● **Problem statement**:
The entries below are to be repeated exactly as they stand.

►

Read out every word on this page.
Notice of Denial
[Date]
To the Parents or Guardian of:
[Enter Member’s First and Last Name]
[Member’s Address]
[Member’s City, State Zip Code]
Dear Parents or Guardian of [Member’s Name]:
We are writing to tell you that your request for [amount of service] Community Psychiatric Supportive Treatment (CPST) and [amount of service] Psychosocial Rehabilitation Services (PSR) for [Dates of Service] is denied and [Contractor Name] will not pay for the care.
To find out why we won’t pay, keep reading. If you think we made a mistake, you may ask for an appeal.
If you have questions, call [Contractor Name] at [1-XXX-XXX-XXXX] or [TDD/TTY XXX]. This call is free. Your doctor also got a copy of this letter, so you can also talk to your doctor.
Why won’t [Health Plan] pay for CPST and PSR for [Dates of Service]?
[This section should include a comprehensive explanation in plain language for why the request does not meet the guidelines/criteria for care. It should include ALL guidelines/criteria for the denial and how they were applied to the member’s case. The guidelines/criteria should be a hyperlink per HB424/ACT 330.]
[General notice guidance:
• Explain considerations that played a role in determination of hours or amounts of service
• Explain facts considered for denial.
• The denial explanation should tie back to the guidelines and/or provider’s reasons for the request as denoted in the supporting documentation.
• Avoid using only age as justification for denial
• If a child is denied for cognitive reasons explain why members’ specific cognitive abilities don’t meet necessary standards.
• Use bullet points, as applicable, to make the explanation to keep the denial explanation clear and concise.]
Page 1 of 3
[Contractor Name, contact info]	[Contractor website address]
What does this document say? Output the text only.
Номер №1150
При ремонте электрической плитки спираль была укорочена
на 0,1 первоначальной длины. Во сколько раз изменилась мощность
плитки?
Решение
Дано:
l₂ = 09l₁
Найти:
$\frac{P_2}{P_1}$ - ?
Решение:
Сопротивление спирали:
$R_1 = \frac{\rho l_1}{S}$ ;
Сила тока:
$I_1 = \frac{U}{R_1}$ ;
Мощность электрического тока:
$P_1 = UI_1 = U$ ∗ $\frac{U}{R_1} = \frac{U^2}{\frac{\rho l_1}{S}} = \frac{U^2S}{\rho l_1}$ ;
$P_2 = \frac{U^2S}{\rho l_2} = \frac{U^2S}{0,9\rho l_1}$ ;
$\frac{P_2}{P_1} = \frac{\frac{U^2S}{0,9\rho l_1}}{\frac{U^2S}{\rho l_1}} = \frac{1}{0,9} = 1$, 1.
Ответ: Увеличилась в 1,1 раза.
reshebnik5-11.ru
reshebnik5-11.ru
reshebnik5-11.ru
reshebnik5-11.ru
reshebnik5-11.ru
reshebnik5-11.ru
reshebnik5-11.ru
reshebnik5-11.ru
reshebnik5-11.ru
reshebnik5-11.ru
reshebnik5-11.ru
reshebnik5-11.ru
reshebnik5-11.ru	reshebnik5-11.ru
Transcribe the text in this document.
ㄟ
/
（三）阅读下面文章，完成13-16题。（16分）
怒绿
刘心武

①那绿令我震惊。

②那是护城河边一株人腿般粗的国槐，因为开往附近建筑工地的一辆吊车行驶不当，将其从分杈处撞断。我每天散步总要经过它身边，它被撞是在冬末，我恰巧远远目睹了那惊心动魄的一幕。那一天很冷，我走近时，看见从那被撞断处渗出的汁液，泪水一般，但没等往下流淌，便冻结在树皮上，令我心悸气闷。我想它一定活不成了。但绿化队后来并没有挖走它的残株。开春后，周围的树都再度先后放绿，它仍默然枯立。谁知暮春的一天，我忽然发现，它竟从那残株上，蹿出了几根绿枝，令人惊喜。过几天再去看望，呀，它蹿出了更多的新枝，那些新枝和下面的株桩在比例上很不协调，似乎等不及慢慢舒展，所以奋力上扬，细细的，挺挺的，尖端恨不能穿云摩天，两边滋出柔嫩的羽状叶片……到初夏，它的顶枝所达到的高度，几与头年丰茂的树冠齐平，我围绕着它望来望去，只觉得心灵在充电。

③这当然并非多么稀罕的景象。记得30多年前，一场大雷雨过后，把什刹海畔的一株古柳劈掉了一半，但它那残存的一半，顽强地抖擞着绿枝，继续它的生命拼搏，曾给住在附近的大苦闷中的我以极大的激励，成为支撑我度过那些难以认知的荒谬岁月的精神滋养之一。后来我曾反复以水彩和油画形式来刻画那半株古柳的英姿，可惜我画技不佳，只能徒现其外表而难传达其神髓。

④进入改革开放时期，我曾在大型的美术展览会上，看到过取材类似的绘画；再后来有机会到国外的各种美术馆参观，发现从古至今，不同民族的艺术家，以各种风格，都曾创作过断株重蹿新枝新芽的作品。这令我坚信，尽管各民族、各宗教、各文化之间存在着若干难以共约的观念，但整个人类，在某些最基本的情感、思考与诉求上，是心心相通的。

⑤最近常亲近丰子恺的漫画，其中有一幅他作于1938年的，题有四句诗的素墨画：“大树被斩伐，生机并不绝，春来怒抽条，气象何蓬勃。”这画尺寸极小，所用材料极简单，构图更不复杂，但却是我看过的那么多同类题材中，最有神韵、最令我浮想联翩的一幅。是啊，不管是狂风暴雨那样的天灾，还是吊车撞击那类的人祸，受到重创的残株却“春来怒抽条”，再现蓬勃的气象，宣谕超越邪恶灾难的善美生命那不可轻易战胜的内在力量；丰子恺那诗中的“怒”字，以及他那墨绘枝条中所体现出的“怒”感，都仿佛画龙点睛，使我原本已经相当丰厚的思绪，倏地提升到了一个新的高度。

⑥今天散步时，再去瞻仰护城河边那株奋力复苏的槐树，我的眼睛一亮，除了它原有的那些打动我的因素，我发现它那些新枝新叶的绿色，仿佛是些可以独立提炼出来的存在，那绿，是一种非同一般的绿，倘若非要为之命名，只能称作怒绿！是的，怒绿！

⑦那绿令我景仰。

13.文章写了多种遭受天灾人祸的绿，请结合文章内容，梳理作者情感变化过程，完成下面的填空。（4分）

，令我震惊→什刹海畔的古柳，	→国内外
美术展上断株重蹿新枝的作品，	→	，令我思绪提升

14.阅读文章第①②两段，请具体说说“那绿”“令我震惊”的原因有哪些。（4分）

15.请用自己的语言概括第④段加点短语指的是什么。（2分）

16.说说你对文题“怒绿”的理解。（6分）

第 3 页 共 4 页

◄

● **Task output**:
Read out every word on this page.
Notice of Denial
[Date]
To the Parents or Guardian of:
[Enter Member’s First and Last Name]
[Member’s Address]
[Member’s City, State Zip Code]
Dear Parents or Guardian of [Member’s Name]:
We are writing to tell you that your request for [amount of service] Community Psychiatric Supportive Treatment (CPST) and [amount of service] Psychosocial Rehabilitation Services (PSR) for [Dates of Service] is denied and [Contractor Name] will not pay for the care.
To find out why we won’t pay, keep reading. If you think we made a mistake, you may ask for an appeal.
If you have questions, call [Contractor Name] at [1-XXX-XXX-XXXX] or [TDD/TTY XXX]. This call is free. Your doctor also got a copy of this letter, so you can also talk to your doctor.
Why won’t [Health Plan] pay for CPST and PSR for [Dates of Service]?
[This section should include a comprehensive explanation in plain language for why the request does not meet the guidelines/criteria for care. It should include ALL guidelines/criteria for the denial and how they were applied to the member’s case. The guidelines/criteria should be a hyperlink per HB424/ACT 330.]
[General notice guidance:
• Explain considerations that played a role in determination of hours or amounts of service
• Explain facts considered for denial.
• The denial explanation should tie back to the guidelines and/or provider’s reasons for the request as denoted in the supporting documentation.
• Avoid using only age as justification for denial
• If a child is denied for cognitive reasons explain why members’ specific cognitive abilities don’t meet necessary standards.
• Use bullet points, as applicable, to make the explanation to keep the denial explanation clear and concise.]
Page 1 of 3
[Contractor Name, contact info]	[Contractor website address]
What does this document say? Output the text only.
Номер №1150
При ремонте электрической плитки спираль была укорочена
на 0,1 первоначальной длины. Во сколько раз изменилась мощность
плитки?
Решение
Дано:
l₂ = 09l₁
Найти:
$\frac{P_2}{P_1}$ - ?
Решение:
Сопротивление спирали:
$R_1 = \frac{\rho l_1}{S}$ ;
Сила тока:
$I_1 = \frac{U}{R_1}$ ;
Мощность электрического тока:
$P_1 = UI_1 = U$ ∗ $\frac{U}{R_1} = \frac{U^2}{\frac{\rho l_1}{S}} = \frac{U^2S}{\rho l_1}$ ;
$P_2 = \frac{U^2S}{\rho l_2} = \frac{U^2S}{0,9\rho l_1}$ ;
$\frac{P_2}{P_1} = \frac{\frac{U^2S}{0,9\rho l_1}}{\frac{U^2S}{\rho l_1}} = \frac{1}{0,9} = 1$, 1.
Ответ: Увеличилась в 1,1 раза.
reshebnik5-11.ru
reshebnik5-11.ru
reshebnik5-11.ru
reshebnik5-11.ru
reshebnik5-11.ru
reshebnik5-11.ru
reshebnik5-11.ru
reshebnik5-11.ru
reshebnik5-11.ru
reshebnik5-11.ru
reshebnik5-11.ru
reshebnik5-11.ru
reshebnik5-11.ru	reshebnik5-11.ru
Transcribe the text in this document.
ㄟ
/
（三）阅读下面文章，完成13-16题。（16分）
怒绿
刘心武

①那绿令我震惊。

②那是护城河边一株人腿般粗的国槐，因为开往附近建筑工地的一辆吊车行驶不当，将其从分杈处撞断。我每天散步总要经过它身边，它被撞是在冬末，我恰巧远远目睹了那惊心动魄的一幕。那一天很冷，我走近时，看见从那被撞断处渗出的汁液，泪水一般，但没等往下流淌，便冻结在树皮上，令我心悸气闷。我想它一定活不成了。但绿化队后来并没有挖走它的残株。开春后，周围的树都再度先后放绿，它仍默然枯立。谁知暮春的一天，我忽然发现，它竟从那残株上，蹿出了几根绿枝，令人惊喜。过几天再去看望，呀，它蹿出了更多的新枝，那些新枝和下面的株桩在比例上很不协调，似乎等不及慢慢舒展，所以奋力上扬，细细的，挺挺的，尖端恨不能穿云摩天，两边滋出柔嫩的羽状叶片……到初夏，它的顶枝所达到的高度，几与头年丰茂的树冠齐平，我围绕着它望来望去，只觉得心灵在充电。

③这当然并非多么稀罕的景象。记得30多年前，一场大雷雨过后，把什刹海畔的一株古柳劈掉了一半，但它那残存的一半，顽强地抖擞着绿枝，继续它的生命拼搏，曾给住在附近的大苦闷中的我以极大的激励，成为支撑我度过那些难以认知的荒谬岁月的精神滋养之一。后来我曾反复以水彩和油画形式来刻画那半株古柳的英姿，可惜我画技不佳，只能徒现其外表而难传达其神髓。

④进入改革开放时期，我曾在大型的美术展览会上，看到过取材类似的绘画；再后来有机会到国外的各种美术馆参观，发现从古至今，不同民族的艺术家，以各种风格，都曾创作过断株重蹿新枝新芽的作品。这令我坚信，尽管各民族、各宗教、各文化之间存在着若干难以共约的观念，但整个人类，在某些最基本的情感、思考与诉求上，是心心相通的。

⑤最近常亲近丰子恺的漫画，其中有一幅他作于1938年的，题有四句诗的素墨画：“大树被斩伐，生机并不绝，春来怒抽条，气象何蓬勃。”这画尺寸极小，所用材料极简单，构图更不复杂，但却是我看过的那么多同类题材中，最有神韵、最令我浮想联翩的一幅。是啊，不管是狂风暴雨那样的天灾，还是吊车撞击那类的人祸，受到重创的残株却“春来怒抽条”，再现蓬勃的气象，宣谕超越邪恶灾难的善美生命那不可轻易战胜的内在力量；丰子恺那诗中的“怒”字，以及他那墨绘枝条中所体现出的“怒”感，都仿佛画龙点睛，使我原本已经相当丰厚的思绪，倏地提升到了一个新的高度。

⑥今天散步时，再去瞻仰护城河边那株奋力复苏的槐树，我的眼睛一亮，除了它原有的那些打动我的因素，我发现它那些新枝新叶的绿色，仿佛是些可以独立提炼出来的存在，那绿，是一种非同一般的绿，倘若非要为之命名，只能称作怒绿！是的，怒绿！

⑦那绿令我景仰。

13.文章写了多种遭受天灾人祸的绿，请结合文章内容，梳理作者情感变化过程，完成下面的填空。（4分）

，令我震惊→什刹海畔的古柳，	→国内外
美术展上断株重蹿新枝的作品，	→	，令我思绪提升

14.阅读文章第①②两段，请具体说说“那绿”“令我震惊”的原因有哪些。（4分）

15.请用自己的语言概括第④段加点短语指的是什么。（2分）

16.说说你对文题“怒绿”的理解。（6分）

第 3 页 共 4 页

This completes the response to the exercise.